* _Records to process_

******************************

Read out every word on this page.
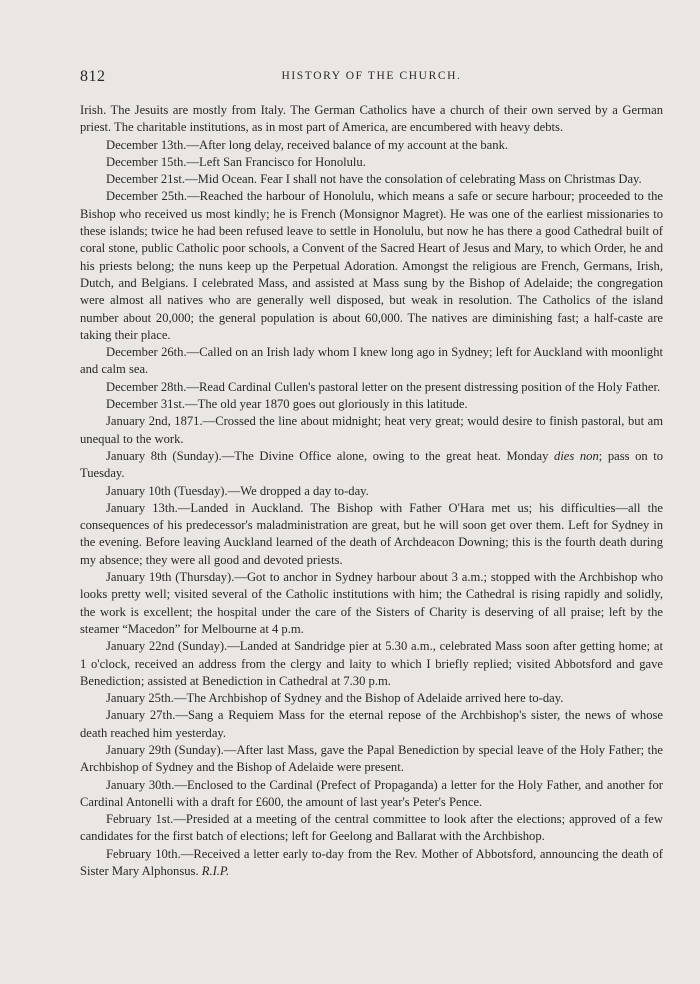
812	HISTORY OF THE CHURCH.

Irish. The Jesuits are mostly from Italy. The German Catholics have a church of their own served by a German priest. The charitable institutions, as in most part of America, are encumbered with heavy debts.

December 13th.—After long delay, received balance of my account at the bank.

December 15th.—Left San Francisco for Honolulu.

December 21st.—Mid Ocean. Fear I shall not have the consolation of celebrating Mass on Christmas Day.

December 25th.—Reached the harbour of Honolulu, which means a safe or secure harbour; proceeded to the Bishop who received us most kindly; he is French (Monsignor Magret). He was one of the earliest missionaries to these islands; twice he had been refused leave to settle in Honolulu, but now he has there a good Cathedral built of coral stone, public Catholic poor schools, a Convent of the Sacred Heart of Jesus and Mary, to which Order, he and his priests belong; the nuns keep up the Perpetual Adoration. Amongst the religious are French, Germans, Irish, Dutch, and Belgians. I celebrated Mass, and assisted at Mass sung by the Bishop of Adelaide; the congregation were almost all natives who are generally well disposed, but weak in resolution. The Catholics of the island number about 20,000; the general population is about 60,000. The natives are diminishing fast; a half-caste are taking their place.

December 26th.—Called on an Irish lady whom I knew long ago in Sydney; left for Auckland with moonlight and calm sea.

December 28th.—Read Cardinal Cullen's pastoral letter on the present distressing position of the Holy Father.

December 31st.—The old year 1870 goes out gloriously in this latitude.

January 2nd, 1871.—Crossed the line about midnight; heat very great; would desire to finish pastoral, but am unequal to the work.

January 8th (Sunday).—The Divine Office alone, owing to the great heat. Monday dies non; pass on to Tuesday.

January 10th (Tuesday).—We dropped a day to-day.

January 13th.—Landed in Auckland. The Bishop with Father O'Hara met us; his difficulties—all the consequences of his predecessor's maladministration are great, but he will soon get over them. Left for Sydney in the evening. Before leaving Auckland learned of the death of Archdeacon Downing; this is the fourth death during my absence; they were all good and devoted priests.

January 19th (Thursday).—Got to anchor in Sydney harbour about 3 a.m.; stopped with the Archbishop who looks pretty well; visited several of the Catholic institutions with him; the Cathedral is rising rapidly and solidly, the work is excellent; the hospital under the care of the Sisters of Charity is deserving of all praise; left by the steamer “Macedon” for Melbourne at 4 p.m.

January 22nd (Sunday).—Landed at Sandridge pier at 5.30 a.m., celebrated Mass soon after getting home; at 1 o'clock, received an address from the clergy and laity to which I briefly replied; visited Abbotsford and gave Benediction; assisted at Benediction in Cathedral at 7.30 p.m.

January 25th.—The Archbishop of Sydney and the Bishop of Adelaide arrived here to-day.

January 27th.—Sang a Requiem Mass for the eternal repose of the Archbishop's sister, the news of whose death reached him yesterday.

January 29th (Sunday).—After last Mass, gave the Papal Benediction by special leave of the Holy Father; the Archbishop of Sydney and the Bishop of Adelaide were present.

January 30th.—Enclosed to the Cardinal (Prefect of Propaganda) a letter for the Holy Father, and another for Cardinal Antonelli with a draft for £600, the amount of last year's Peter's Pence.

February 1st.—Presided at a meeting of the central committee to look after the elections; approved of a few candidates for the first batch of elections; left for Geelong and Ballarat with the Archbishop.

February 10th.—Received a letter early to-day from the Rev. Mother of Abbotsford, announcing the death of Sister Mary Alphonsus. R.I.P.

******************************

* _Your instructions_
The data should be printed again unchanged; leave its pictures out.

* _Solution for this exercise_
Read out every word on this page.
812	HISTORY OF THE CHURCH.

Irish. The Jesuits are mostly from Italy. The German Catholics have a church of their own served by a German priest. The charitable institutions, as in most part of America, are encumbered with heavy debts.

December 13th.—After long delay, received balance of my account at the bank.

December 15th.—Left San Francisco for Honolulu.

December 21st.—Mid Ocean. Fear I shall not have the consolation of celebrating Mass on Christmas Day.

December 25th.—Reached the harbour of Honolulu, which means a safe or secure harbour; proceeded to the Bishop who received us most kindly; he is French (Monsignor Magret). He was one of the earliest missionaries to these islands; twice he had been refused leave to settle in Honolulu, but now he has there a good Cathedral built of coral stone, public Catholic poor schools, a Convent of the Sacred Heart of Jesus and Mary, to which Order, he and his priests belong; the nuns keep up the Perpetual Adoration. Amongst the religious are French, Germans, Irish, Dutch, and Belgians. I celebrated Mass, and assisted at Mass sung by the Bishop of Adelaide; the congregation were almost all natives who are generally well disposed, but weak in resolution. The Catholics of the island number about 20,000; the general population is about 60,000. The natives are diminishing fast; a half-caste are taking their place.

December 26th.—Called on an Irish lady whom I knew long ago in Sydney; left for Auckland with moonlight and calm sea.

December 28th.—Read Cardinal Cullen's pastoral letter on the present distressing position of the Holy Father.

December 31st.—The old year 1870 goes out gloriously in this latitude.

January 2nd, 1871.—Crossed the line about midnight; heat very great; would desire to finish pastoral, but am unequal to the work.

January 8th (Sunday).—The Divine Office alone, owing to the great heat. Monday dies non; pass on to Tuesday.

January 10th (Tuesday).—We dropped a day to-day.

January 13th.—Landed in Auckland. The Bishop with Father O'Hara met us; his difficulties—all the consequences of his predecessor's maladministration are great, but he will soon get over them. Left for Sydney in the evening. Before leaving Auckland learned of the death of Archdeacon Downing; this is the fourth death during my absence; they were all good and devoted priests.

January 19th (Thursday).—Got to anchor in Sydney harbour about 3 a.m.; stopped with the Archbishop who looks pretty well; visited several of the Catholic institutions with him; the Cathedral is rising rapidly and solidly, the work is excellent; the hospital under the care of the Sisters of Charity is deserving of all praise; left by the steamer “Macedon” for Melbourne at 4 p.m.

January 22nd (Sunday).—Landed at Sandridge pier at 5.30 a.m., celebrated Mass soon after getting home; at 1 o'clock, received an address from the clergy and laity to which I briefly replied; visited Abbotsford and gave Benediction; assisted at Benediction in Cathedral at 7.30 p.m.

January 25th.—The Archbishop of Sydney and the Bishop of Adelaide arrived here to-day.

January 27th.—Sang a Requiem Mass for the eternal repose of the Archbishop's sister, the news of whose death reached him yesterday.

January 29th (Sunday).—After last Mass, gave the Papal Benediction by special leave of the Holy Father; the Archbishop of Sydney and the Bishop of Adelaide were present.

January 30th.—Enclosed to the Cardinal (Prefect of Propaganda) a letter for the Holy Father, and another for Cardinal Antonelli with a draft for £600, the amount of last year's Peter's Pence.

February 1st.—Presided at a meeting of the central committee to look after the elections; approved of a few candidates for the first batch of elections; left for Geelong and Ballarat with the Archbishop.

February 10th.—Received a letter early to-day from the Rev. Mother of Abbotsford, announcing the death of Sister Mary Alphonsus. R.I.P.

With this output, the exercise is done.